* _DESCRIPTION OF THE TASK_: Copy the listing below word for word.

* _RAW RECORDS_:
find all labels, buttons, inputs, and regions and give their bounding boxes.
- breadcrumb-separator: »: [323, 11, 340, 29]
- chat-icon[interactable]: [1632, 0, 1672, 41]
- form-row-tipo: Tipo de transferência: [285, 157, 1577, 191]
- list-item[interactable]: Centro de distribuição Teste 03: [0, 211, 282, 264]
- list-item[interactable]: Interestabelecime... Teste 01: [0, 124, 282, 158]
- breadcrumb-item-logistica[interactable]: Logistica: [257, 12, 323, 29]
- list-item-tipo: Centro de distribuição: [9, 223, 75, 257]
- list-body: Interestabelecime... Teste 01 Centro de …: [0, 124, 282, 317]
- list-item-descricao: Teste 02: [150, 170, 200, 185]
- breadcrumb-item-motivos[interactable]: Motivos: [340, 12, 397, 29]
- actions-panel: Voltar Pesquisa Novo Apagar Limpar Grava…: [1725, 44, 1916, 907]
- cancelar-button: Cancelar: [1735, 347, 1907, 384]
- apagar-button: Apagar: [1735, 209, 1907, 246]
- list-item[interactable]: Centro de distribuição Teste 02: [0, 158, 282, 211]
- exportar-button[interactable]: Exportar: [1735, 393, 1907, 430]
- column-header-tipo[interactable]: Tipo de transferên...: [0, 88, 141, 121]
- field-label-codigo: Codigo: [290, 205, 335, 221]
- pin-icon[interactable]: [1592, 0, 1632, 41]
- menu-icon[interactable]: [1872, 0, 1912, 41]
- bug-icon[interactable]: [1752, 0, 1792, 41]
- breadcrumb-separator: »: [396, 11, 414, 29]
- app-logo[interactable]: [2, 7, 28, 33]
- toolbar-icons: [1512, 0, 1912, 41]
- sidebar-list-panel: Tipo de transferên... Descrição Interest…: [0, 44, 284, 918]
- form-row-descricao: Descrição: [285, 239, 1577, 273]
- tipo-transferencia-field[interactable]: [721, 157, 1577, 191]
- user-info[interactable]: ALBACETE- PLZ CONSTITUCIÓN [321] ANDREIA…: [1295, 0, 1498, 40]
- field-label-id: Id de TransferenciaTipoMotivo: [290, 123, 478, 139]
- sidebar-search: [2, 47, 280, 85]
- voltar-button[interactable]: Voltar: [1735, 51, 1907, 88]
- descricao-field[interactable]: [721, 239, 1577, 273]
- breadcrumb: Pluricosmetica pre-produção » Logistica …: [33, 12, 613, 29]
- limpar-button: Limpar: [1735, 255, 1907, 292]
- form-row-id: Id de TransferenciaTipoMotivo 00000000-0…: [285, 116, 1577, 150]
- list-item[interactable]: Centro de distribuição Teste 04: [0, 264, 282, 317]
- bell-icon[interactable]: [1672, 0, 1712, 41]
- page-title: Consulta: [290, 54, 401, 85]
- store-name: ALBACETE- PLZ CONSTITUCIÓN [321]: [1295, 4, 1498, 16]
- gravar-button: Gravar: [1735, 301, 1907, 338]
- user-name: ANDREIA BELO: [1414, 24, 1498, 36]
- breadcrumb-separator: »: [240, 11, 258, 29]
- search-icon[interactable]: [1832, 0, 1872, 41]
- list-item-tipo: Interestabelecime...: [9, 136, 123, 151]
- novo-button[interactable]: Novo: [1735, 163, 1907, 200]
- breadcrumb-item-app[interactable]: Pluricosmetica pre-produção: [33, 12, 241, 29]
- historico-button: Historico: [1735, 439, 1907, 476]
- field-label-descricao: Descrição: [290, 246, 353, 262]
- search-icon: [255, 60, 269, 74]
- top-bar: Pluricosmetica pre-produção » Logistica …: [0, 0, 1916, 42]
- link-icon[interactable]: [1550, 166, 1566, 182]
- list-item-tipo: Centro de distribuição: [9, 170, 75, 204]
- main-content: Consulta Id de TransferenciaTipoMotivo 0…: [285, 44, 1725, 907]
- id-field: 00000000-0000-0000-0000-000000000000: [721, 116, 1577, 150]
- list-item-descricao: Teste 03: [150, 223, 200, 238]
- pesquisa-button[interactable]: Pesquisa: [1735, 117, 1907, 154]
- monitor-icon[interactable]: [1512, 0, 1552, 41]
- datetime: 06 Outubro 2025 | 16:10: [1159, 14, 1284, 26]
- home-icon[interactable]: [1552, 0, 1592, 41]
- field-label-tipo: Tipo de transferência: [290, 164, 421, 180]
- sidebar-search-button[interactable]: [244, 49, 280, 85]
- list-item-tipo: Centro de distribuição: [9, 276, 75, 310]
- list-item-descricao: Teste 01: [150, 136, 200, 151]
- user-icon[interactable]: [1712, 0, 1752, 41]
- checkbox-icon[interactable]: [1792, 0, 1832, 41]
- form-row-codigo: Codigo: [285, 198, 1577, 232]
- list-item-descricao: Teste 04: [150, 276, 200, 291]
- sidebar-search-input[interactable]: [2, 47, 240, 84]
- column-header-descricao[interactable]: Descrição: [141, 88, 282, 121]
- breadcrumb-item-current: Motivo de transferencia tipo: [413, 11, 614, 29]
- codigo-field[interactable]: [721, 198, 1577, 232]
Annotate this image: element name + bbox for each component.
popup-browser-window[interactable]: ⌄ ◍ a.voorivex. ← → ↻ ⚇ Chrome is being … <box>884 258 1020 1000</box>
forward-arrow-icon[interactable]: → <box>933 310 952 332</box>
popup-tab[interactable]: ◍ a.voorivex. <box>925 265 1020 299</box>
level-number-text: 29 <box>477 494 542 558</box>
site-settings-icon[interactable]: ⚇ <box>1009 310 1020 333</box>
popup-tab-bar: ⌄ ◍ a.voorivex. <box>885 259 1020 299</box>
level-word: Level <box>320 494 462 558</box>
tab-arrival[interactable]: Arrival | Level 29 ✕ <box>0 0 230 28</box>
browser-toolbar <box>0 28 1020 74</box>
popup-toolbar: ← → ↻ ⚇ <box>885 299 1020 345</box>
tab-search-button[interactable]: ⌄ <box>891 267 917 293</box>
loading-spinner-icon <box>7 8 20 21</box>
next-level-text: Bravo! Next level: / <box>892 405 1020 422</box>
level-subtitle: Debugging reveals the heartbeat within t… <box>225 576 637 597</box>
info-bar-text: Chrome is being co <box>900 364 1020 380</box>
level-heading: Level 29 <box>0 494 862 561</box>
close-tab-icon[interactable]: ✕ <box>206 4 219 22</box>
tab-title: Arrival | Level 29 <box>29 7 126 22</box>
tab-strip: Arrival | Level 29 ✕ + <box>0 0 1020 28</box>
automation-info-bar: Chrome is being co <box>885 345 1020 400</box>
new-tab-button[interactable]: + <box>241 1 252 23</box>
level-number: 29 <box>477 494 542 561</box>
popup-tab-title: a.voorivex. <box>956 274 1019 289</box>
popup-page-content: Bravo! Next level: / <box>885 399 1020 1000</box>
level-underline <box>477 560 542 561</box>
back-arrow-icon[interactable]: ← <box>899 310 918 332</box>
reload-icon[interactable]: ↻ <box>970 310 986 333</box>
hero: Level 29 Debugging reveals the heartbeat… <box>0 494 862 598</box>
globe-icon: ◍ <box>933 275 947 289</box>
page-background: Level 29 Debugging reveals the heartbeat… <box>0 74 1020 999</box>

* _FINAL RESULT_:
find all labels, buttons, inputs, and regions and give their bounding boxes.
- breadcrumb-separator: »: [323, 11, 340, 29]
- chat-icon[interactable]: [1632, 0, 1672, 41]
- form-row-tipo: Tipo de transferência: [285, 157, 1577, 191]
- list-item[interactable]: Centro de distribuição Teste 03: [0, 211, 282, 264]
- list-item[interactable]: Interestabelecime... Teste 01: [0, 124, 282, 158]
- breadcrumb-item-logistica[interactable]: Logistica: [257, 12, 323, 29]
- list-item-tipo: Centro de distribuição: [9, 223, 75, 257]
- list-body: Interestabelecime... Teste 01 Centro de …: [0, 124, 282, 317]
- list-item-descricao: Teste 02: [150, 170, 200, 185]
- breadcrumb-item-motivos[interactable]: Motivos: [340, 12, 397, 29]
- actions-panel: Voltar Pesquisa Novo Apagar Limpar Grava…: [1725, 44, 1916, 907]
- cancelar-button: Cancelar: [1735, 347, 1907, 384]
- apagar-button: Apagar: [1735, 209, 1907, 246]
- list-item[interactable]: Centro de distribuição Teste 02: [0, 158, 282, 211]
- exportar-button[interactable]: Exportar: [1735, 393, 1907, 430]
- column-header-tipo[interactable]: Tipo de transferên...: [0, 88, 141, 121]
- field-label-codigo: Codigo: [290, 205, 335, 221]
- pin-icon[interactable]: [1592, 0, 1632, 41]
- menu-icon[interactable]: [1872, 0, 1912, 41]
- bug-icon[interactable]: [1752, 0, 1792, 41]
- breadcrumb-separator: »: [396, 11, 414, 29]
- app-logo[interactable]: [2, 7, 28, 33]
- toolbar-icons: [1512, 0, 1912, 41]
- sidebar-list-panel: Tipo de transferên... Descrição Interest…: [0, 44, 284, 918]
- form-row-descricao: Descrição: [285, 239, 1577, 273]
- tipo-transferencia-field[interactable]: [721, 157, 1577, 191]
- user-info[interactable]: ALBACETE- PLZ CONSTITUCIÓN [321] ANDREIA…: [1295, 0, 1498, 40]
- field-label-id: Id de TransferenciaTipoMotivo: [290, 123, 478, 139]
- sidebar-search: [2, 47, 280, 85]
- voltar-button[interactable]: Voltar: [1735, 51, 1907, 88]
- descricao-field[interactable]: [721, 239, 1577, 273]
- breadcrumb: Pluricosmetica pre-produção » Logistica …: [33, 12, 613, 29]
- limpar-button: Limpar: [1735, 255, 1907, 292]
- form-row-id: Id de TransferenciaTipoMotivo 00000000-0…: [285, 116, 1577, 150]
- list-item[interactable]: Centro de distribuição Teste 04: [0, 264, 282, 317]
- bell-icon[interactable]: [1672, 0, 1712, 41]
- page-title: Consulta: [290, 54, 401, 85]
- store-name: ALBACETE- PLZ CONSTITUCIÓN [321]: [1295, 4, 1498, 16]
- gravar-button: Gravar: [1735, 301, 1907, 338]
- user-name: ANDREIA BELO: [1414, 24, 1498, 36]
- breadcrumb-separator: »: [240, 11, 258, 29]
- search-icon[interactable]: [1832, 0, 1872, 41]
- list-item-tipo: Interestabelecime...: [9, 136, 123, 151]
- novo-button[interactable]: Novo: [1735, 163, 1907, 200]
- breadcrumb-item-app[interactable]: Pluricosmetica pre-produção: [33, 12, 241, 29]
- historico-button: Historico: [1735, 439, 1907, 476]
- field-label-descricao: Descrição: [290, 246, 353, 262]
- search-icon: [255, 60, 269, 74]
- top-bar: Pluricosmetica pre-produção » Logistica …: [0, 0, 1916, 42]
- link-icon[interactable]: [1550, 166, 1566, 182]
- list-item-tipo: Centro de distribuição: [9, 170, 75, 204]
- main-content: Consulta Id de TransferenciaTipoMotivo 0…: [285, 44, 1725, 907]
- id-field: 00000000-0000-0000-0000-000000000000: [721, 116, 1577, 150]
- list-item-descricao: Teste 03: [150, 223, 200, 238]
- pesquisa-button[interactable]: Pesquisa: [1735, 117, 1907, 154]
- monitor-icon[interactable]: [1512, 0, 1552, 41]
- datetime: 06 Outubro 2025 | 16:10: [1159, 14, 1284, 26]
- home-icon[interactable]: [1552, 0, 1592, 41]
- field-label-tipo: Tipo de transferência: [290, 164, 421, 180]
- sidebar-search-button[interactable]: [244, 49, 280, 85]
- list-item-tipo: Centro de distribuição: [9, 276, 75, 310]
- list-item-descricao: Teste 01: [150, 136, 200, 151]
- user-icon[interactable]: [1712, 0, 1752, 41]
- checkbox-icon[interactable]: [1792, 0, 1832, 41]
- form-row-codigo: Codigo: [285, 198, 1577, 232]
- list-item-descricao: Teste 04: [150, 276, 200, 291]
- sidebar-search-input[interactable]: [2, 47, 240, 84]
- column-header-descricao[interactable]: Descrição: [141, 88, 282, 121]
- breadcrumb-item-current: Motivo de transferencia tipo: [413, 11, 614, 29]
- codigo-field[interactable]: [721, 198, 1577, 232]
Annotate this image: element name + bbox for each component.
popup-browser-window[interactable]: ⌄ ◍ a.voorivex. ← → ↻ ⚇ Chrome is being … <box>884 258 1020 1000</box>
forward-arrow-icon[interactable]: → <box>933 310 952 332</box>
popup-tab[interactable]: ◍ a.voorivex. <box>925 265 1020 299</box>
level-number-text: 29 <box>477 494 542 558</box>
site-settings-icon[interactable]: ⚇ <box>1009 310 1020 333</box>
popup-tab-bar: ⌄ ◍ a.voorivex. <box>885 259 1020 299</box>
level-word: Level <box>320 494 462 558</box>
tab-arrival[interactable]: Arrival | Level 29 ✕ <box>0 0 230 28</box>
browser-toolbar <box>0 28 1020 74</box>
popup-toolbar: ← → ↻ ⚇ <box>885 299 1020 345</box>
tab-search-button[interactable]: ⌄ <box>891 267 917 293</box>
loading-spinner-icon <box>7 8 20 21</box>
next-level-text: Bravo! Next level: / <box>892 405 1020 422</box>
level-subtitle: Debugging reveals the heartbeat within t… <box>225 576 637 597</box>
info-bar-text: Chrome is being co <box>900 364 1020 380</box>
level-heading: Level 29 <box>0 494 862 561</box>
close-tab-icon[interactable]: ✕ <box>206 4 219 22</box>
tab-title: Arrival | Level 29 <box>29 7 126 22</box>
tab-strip: Arrival | Level 29 ✕ + <box>0 0 1020 28</box>
automation-info-bar: Chrome is being co <box>885 345 1020 400</box>
new-tab-button[interactable]: + <box>241 1 252 23</box>
level-number: 29 <box>477 494 542 561</box>
popup-tab-title: a.voorivex. <box>956 274 1019 289</box>
popup-page-content: Bravo! Next level: / <box>885 399 1020 1000</box>
level-underline <box>477 560 542 561</box>
back-arrow-icon[interactable]: ← <box>899 310 918 332</box>
reload-icon[interactable]: ↻ <box>970 310 986 333</box>
hero: Level 29 Debugging reveals the heartbeat… <box>0 494 862 598</box>
globe-icon: ◍ <box>933 275 947 289</box>
page-background: Level 29 Debugging reveals the heartbeat… <box>0 74 1020 999</box>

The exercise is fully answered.